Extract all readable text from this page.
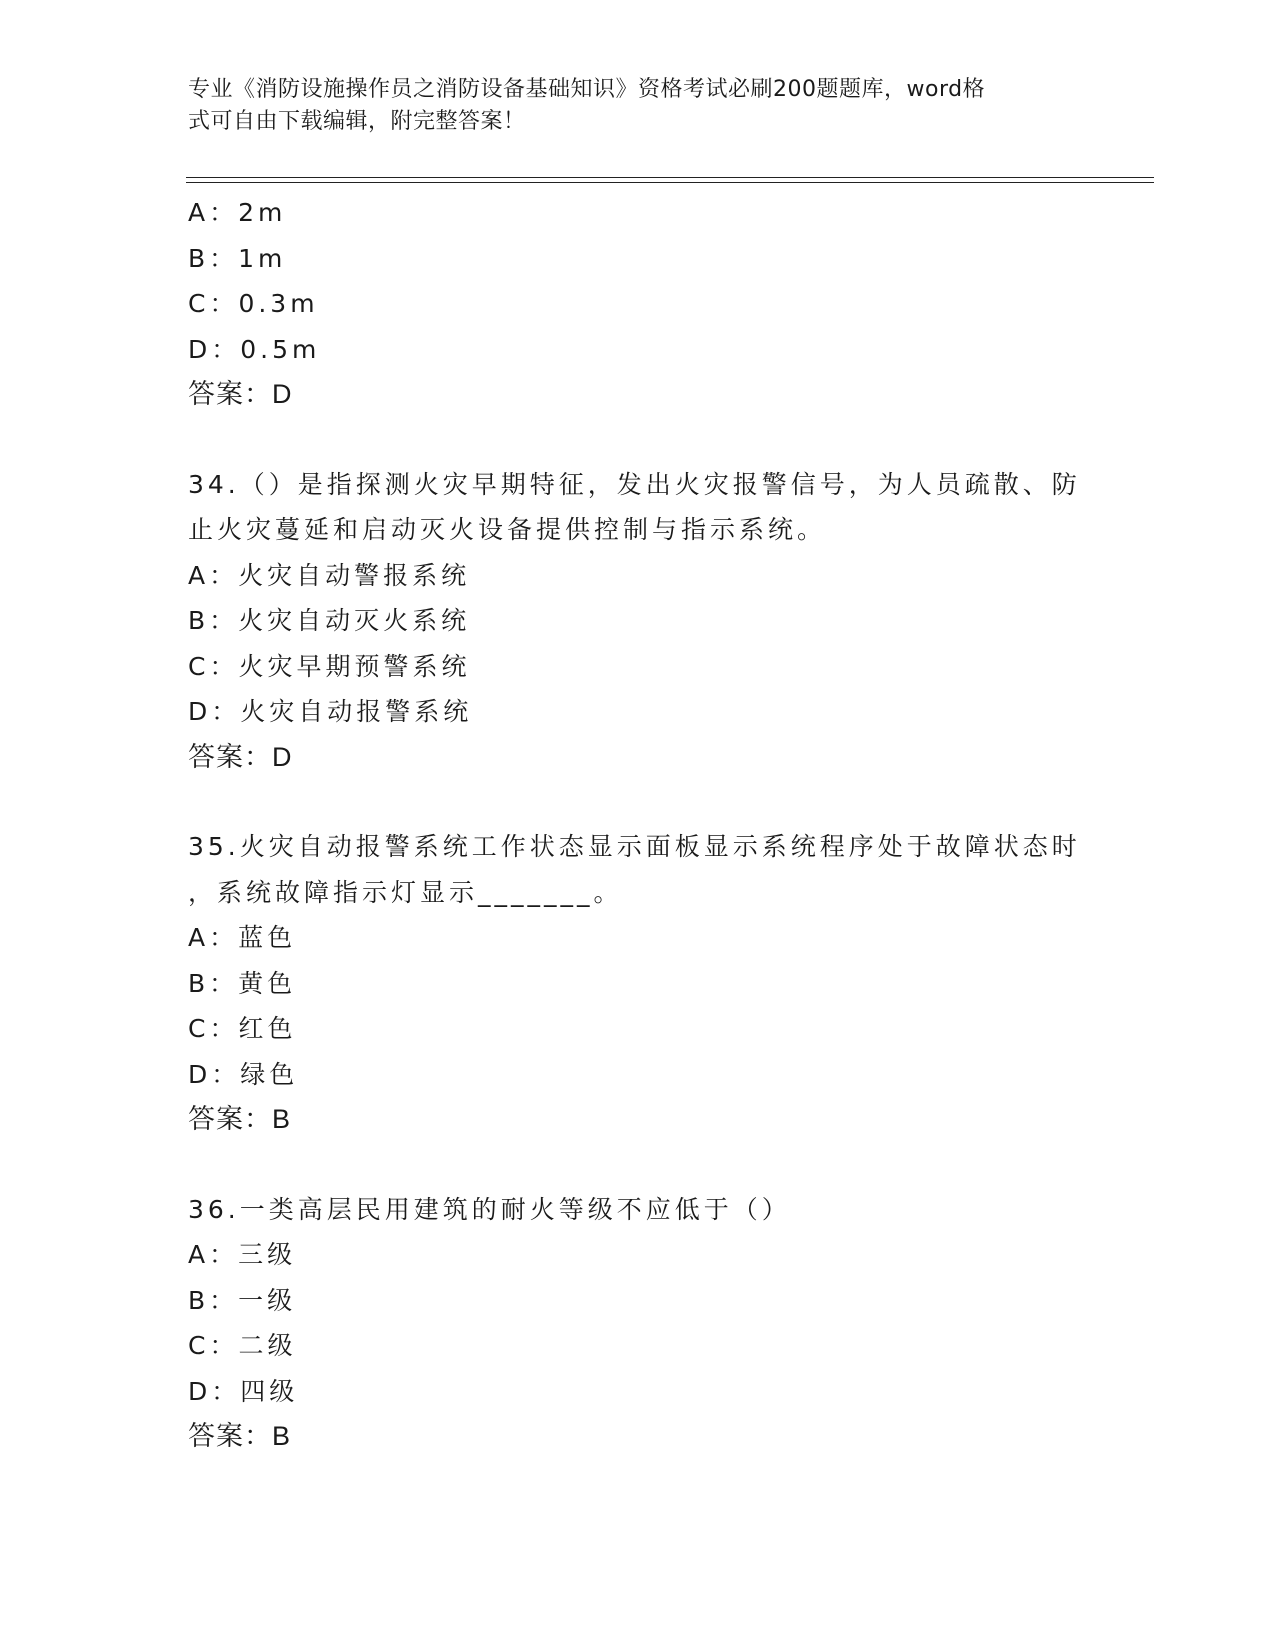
专业《消防设施操作员之消防设备基础知识》资格考试必刷200题题库，word格
式可自由下载编辑，附完整答案！

A：2m

B：1m

C：0.3m

D：0.5m

答案：D

34.（）是指探测火灾早期特征，发出火灾报警信号，为人员疏散、防

止火灾蔓延和启动灭火设备提供控制与指示系统。

A：火灾自动警报系统

B：火灾自动灭火系统

C：火灾早期预警系统

D：火灾自动报警系统

答案：D

35.火灾自动报警系统工作状态显示面板显示系统程序处于故障状态时

，系统故障指示灯显示_______。

A：蓝色

B：黄色

C：红色

D：绿色

答案：B

36.一类高层民用建筑的耐火等级不应低于（）

A：三级

B：一级

C：二级

D：四级

答案：B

*-*-*

▶ [Task prompt]
Set down all the data again exactly as above, pictures excluded.

▶ [Solved exercise]
Extract all readable text from this page.
专业《消防设施操作员之消防设备基础知识》资格考试必刷200题题库，word格
式可自由下载编辑，附完整答案！

A：2m

B：1m

C：0.3m

D：0.5m

答案：D

34.（）是指探测火灾早期特征，发出火灾报警信号，为人员疏散、防

止火灾蔓延和启动灭火设备提供控制与指示系统。

A：火灾自动警报系统

B：火灾自动灭火系统

C：火灾早期预警系统

D：火灾自动报警系统

答案：D

35.火灾自动报警系统工作状态显示面板显示系统程序处于故障状态时

，系统故障指示灯显示_______。

A：蓝色

B：黄色

C：红色

D：绿色

答案：B

36.一类高层民用建筑的耐火等级不应低于（）

A：三级

B：一级

C：二级

D：四级

答案：B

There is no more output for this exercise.